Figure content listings
◇ ◇ ◇ ◇ ◇ ◇ ◇

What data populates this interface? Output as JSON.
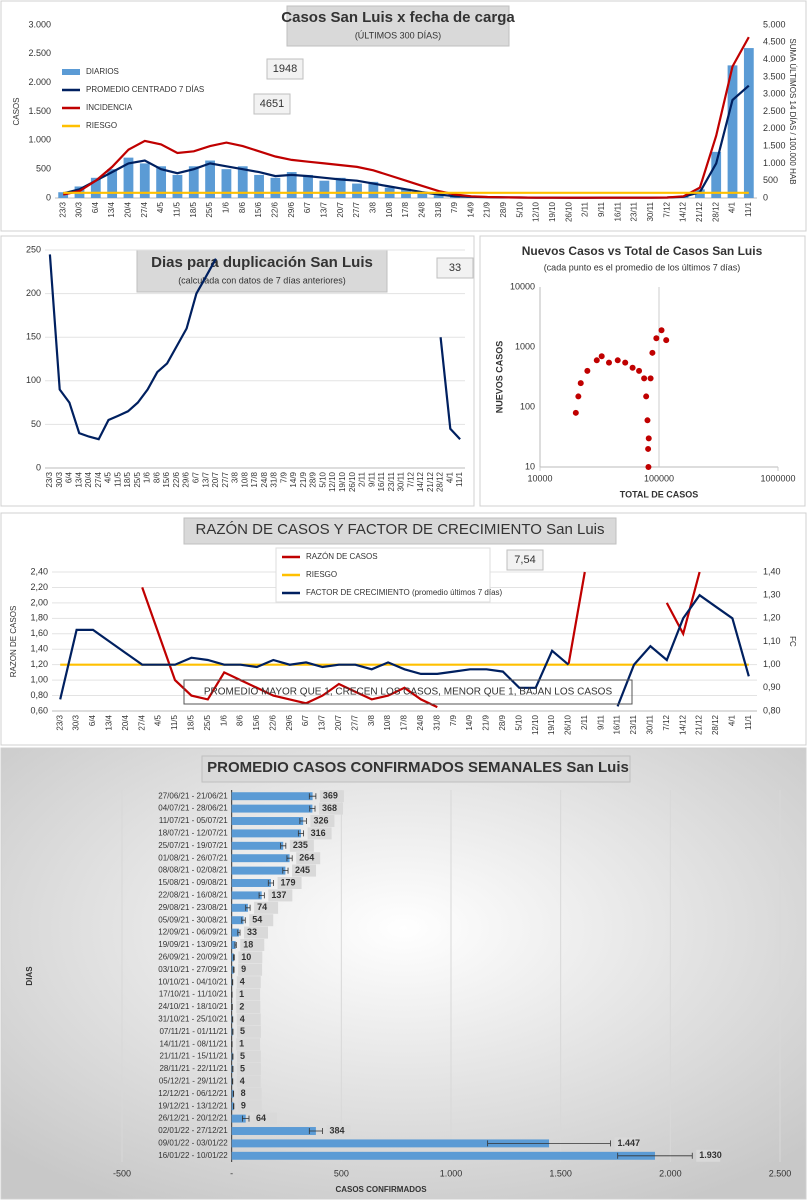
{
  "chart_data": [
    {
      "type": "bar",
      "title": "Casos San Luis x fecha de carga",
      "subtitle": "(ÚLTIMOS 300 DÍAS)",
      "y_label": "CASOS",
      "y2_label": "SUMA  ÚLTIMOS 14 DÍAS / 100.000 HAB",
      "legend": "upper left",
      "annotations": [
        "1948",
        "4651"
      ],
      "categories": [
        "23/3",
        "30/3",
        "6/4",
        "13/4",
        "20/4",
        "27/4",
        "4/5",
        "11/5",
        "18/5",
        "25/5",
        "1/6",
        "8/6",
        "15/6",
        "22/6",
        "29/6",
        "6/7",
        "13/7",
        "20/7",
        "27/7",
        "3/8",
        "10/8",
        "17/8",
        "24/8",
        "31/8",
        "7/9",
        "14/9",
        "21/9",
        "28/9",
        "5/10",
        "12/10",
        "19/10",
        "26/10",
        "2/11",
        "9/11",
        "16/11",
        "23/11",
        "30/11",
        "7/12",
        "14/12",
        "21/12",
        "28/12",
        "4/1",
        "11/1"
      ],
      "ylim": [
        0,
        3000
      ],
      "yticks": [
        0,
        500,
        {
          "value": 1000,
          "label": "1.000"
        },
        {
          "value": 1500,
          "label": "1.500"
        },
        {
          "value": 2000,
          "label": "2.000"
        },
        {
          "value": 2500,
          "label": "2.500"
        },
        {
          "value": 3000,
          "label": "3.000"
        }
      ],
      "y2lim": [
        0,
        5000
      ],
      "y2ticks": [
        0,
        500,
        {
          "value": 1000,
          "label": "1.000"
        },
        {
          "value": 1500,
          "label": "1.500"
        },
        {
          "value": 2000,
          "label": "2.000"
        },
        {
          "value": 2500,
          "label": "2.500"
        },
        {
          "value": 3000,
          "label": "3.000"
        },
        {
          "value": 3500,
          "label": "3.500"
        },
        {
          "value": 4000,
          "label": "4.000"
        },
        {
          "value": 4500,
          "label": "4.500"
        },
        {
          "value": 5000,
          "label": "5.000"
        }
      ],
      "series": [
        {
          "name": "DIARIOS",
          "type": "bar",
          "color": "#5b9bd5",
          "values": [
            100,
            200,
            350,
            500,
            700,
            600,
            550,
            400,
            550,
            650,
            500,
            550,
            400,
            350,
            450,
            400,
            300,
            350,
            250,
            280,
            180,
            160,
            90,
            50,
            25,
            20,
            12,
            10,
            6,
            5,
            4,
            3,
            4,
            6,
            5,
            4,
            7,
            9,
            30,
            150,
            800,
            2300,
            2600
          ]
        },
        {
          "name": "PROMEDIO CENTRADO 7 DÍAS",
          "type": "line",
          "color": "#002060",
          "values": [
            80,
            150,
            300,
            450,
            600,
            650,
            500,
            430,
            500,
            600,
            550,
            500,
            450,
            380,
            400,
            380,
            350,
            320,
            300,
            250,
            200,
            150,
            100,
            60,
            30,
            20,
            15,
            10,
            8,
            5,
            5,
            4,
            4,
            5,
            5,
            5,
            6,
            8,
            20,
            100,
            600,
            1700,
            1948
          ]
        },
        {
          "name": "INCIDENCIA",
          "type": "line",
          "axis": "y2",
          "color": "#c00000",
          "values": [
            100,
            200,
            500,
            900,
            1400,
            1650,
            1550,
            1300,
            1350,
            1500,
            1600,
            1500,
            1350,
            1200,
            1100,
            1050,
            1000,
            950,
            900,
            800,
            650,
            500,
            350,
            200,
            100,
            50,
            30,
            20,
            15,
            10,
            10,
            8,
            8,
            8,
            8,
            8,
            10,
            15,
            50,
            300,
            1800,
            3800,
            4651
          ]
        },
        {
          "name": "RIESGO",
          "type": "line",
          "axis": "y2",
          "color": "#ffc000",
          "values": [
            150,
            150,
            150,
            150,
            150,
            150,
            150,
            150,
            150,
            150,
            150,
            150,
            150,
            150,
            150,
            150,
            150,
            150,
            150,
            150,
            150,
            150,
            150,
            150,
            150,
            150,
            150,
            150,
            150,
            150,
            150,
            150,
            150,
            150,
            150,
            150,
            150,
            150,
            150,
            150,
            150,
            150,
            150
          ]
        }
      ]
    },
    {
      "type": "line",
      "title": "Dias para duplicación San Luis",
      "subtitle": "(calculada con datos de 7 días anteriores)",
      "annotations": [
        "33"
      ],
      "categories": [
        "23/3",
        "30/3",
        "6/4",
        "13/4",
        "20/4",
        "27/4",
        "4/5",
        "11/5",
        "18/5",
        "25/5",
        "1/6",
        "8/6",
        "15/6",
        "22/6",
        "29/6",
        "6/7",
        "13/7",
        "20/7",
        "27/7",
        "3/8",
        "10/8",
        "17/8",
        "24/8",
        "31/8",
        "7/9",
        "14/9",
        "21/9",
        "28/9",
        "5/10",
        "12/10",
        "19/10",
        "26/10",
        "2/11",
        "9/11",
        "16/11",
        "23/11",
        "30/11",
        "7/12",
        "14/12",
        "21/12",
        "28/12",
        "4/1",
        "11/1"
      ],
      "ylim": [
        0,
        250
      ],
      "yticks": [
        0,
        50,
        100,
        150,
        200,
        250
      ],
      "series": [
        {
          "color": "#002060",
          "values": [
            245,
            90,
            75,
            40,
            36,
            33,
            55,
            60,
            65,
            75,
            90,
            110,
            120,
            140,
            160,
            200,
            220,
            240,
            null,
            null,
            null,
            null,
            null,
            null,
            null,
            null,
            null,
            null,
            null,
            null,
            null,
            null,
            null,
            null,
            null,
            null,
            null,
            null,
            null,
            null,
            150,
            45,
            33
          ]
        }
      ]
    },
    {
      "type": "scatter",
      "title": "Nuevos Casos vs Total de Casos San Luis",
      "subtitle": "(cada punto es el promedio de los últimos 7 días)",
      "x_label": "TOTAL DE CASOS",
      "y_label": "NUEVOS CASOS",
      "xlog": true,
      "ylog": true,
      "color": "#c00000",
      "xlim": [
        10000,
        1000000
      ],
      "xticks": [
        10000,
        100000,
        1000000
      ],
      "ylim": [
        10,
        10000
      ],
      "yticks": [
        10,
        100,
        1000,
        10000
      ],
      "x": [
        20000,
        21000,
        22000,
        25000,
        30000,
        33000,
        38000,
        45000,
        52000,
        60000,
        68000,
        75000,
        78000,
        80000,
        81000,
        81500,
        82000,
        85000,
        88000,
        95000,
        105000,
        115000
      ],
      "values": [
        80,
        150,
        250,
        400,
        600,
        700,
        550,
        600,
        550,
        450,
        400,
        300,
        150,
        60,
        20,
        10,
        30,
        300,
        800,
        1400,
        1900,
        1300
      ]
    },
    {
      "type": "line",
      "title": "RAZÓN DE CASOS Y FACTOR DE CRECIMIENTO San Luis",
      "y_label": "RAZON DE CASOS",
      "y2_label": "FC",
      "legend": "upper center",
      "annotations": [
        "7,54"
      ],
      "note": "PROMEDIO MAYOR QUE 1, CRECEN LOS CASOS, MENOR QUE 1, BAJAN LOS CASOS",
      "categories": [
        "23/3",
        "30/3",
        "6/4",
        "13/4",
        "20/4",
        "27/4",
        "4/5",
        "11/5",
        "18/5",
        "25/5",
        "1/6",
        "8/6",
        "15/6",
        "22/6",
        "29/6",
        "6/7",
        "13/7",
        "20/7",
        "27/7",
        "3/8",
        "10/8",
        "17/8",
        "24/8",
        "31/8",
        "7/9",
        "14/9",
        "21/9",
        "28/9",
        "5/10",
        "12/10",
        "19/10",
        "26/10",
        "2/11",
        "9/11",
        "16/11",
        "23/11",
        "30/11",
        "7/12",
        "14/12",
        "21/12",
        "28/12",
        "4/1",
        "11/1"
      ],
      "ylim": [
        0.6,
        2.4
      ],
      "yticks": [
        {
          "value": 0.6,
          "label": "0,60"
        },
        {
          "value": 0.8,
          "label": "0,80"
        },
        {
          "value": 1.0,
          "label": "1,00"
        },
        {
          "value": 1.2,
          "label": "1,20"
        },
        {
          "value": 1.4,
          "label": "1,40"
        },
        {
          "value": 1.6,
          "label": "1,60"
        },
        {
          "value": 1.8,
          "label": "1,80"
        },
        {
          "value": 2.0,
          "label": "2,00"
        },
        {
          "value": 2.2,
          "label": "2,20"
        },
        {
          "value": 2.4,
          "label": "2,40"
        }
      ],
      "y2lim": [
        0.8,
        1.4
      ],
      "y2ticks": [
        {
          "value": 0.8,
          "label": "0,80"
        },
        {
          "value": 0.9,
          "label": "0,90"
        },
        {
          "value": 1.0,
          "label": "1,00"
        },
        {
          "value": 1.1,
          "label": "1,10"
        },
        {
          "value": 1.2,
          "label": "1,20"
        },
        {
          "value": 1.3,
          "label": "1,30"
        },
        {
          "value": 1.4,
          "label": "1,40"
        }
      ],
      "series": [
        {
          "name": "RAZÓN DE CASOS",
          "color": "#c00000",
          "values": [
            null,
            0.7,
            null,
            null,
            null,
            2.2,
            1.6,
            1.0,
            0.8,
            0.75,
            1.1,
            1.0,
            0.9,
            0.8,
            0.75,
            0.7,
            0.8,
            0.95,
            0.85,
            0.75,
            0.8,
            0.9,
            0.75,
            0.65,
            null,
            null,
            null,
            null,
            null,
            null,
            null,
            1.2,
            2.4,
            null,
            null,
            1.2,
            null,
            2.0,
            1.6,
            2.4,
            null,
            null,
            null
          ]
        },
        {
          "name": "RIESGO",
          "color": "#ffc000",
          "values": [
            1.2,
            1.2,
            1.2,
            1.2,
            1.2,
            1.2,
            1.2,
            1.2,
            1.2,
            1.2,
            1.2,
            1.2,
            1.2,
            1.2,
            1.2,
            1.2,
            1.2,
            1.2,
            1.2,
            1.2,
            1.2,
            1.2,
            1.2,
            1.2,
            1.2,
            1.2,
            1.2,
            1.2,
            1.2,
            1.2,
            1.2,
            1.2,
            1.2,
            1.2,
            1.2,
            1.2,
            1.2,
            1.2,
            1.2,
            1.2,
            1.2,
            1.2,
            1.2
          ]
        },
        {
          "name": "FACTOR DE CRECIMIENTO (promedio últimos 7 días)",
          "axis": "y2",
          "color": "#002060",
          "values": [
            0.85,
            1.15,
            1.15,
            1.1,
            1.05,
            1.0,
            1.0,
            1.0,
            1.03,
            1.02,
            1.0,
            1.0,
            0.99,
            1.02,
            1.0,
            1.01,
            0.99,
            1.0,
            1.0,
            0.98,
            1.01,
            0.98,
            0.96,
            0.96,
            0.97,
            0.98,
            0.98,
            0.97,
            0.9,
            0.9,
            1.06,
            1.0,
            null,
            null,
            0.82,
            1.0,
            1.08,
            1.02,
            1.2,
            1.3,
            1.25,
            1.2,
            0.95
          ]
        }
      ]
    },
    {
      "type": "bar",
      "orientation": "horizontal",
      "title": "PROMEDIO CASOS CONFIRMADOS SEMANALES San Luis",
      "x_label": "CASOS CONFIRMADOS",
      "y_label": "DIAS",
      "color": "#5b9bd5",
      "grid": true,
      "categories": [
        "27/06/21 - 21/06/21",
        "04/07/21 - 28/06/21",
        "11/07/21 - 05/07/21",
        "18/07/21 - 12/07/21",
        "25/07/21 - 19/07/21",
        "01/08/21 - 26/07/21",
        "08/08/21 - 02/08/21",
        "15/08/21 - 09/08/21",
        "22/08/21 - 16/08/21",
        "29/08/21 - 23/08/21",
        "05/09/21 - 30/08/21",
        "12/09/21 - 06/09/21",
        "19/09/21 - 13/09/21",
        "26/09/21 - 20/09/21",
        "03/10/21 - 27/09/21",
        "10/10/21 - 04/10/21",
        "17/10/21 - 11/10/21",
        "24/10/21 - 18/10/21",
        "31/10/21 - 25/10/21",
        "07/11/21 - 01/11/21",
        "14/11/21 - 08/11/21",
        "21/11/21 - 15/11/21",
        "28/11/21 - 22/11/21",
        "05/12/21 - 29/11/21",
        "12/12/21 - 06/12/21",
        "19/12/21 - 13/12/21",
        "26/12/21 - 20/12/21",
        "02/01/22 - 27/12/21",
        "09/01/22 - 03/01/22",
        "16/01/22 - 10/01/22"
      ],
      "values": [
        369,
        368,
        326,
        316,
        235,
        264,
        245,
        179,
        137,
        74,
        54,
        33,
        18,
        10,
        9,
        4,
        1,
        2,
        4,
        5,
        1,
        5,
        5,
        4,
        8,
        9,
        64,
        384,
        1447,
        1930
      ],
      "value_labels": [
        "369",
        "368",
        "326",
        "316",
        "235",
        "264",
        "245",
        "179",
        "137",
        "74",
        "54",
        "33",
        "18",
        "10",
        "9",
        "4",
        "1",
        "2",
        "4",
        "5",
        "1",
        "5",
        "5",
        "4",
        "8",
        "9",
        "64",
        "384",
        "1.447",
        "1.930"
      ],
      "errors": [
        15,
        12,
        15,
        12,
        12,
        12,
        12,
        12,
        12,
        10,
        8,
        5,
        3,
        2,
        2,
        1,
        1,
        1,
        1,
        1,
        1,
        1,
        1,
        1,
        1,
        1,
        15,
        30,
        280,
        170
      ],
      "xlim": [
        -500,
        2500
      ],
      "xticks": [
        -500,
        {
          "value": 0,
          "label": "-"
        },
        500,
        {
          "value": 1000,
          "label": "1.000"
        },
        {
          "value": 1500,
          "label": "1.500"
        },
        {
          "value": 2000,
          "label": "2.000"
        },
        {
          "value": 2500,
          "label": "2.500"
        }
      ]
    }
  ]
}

◇ ◇ ◇ ◇ ◇ ◇ ◇

What is asked —
List all lines in the material containing the string "CRECIMIENTO".

Exercise answer —
      "title": "RAZÓN DE CASOS Y FACTOR DE CRECIMIENTO San Luis",
          "name": "FACTOR DE CRECIMIENTO (promedio últimos 7 días)",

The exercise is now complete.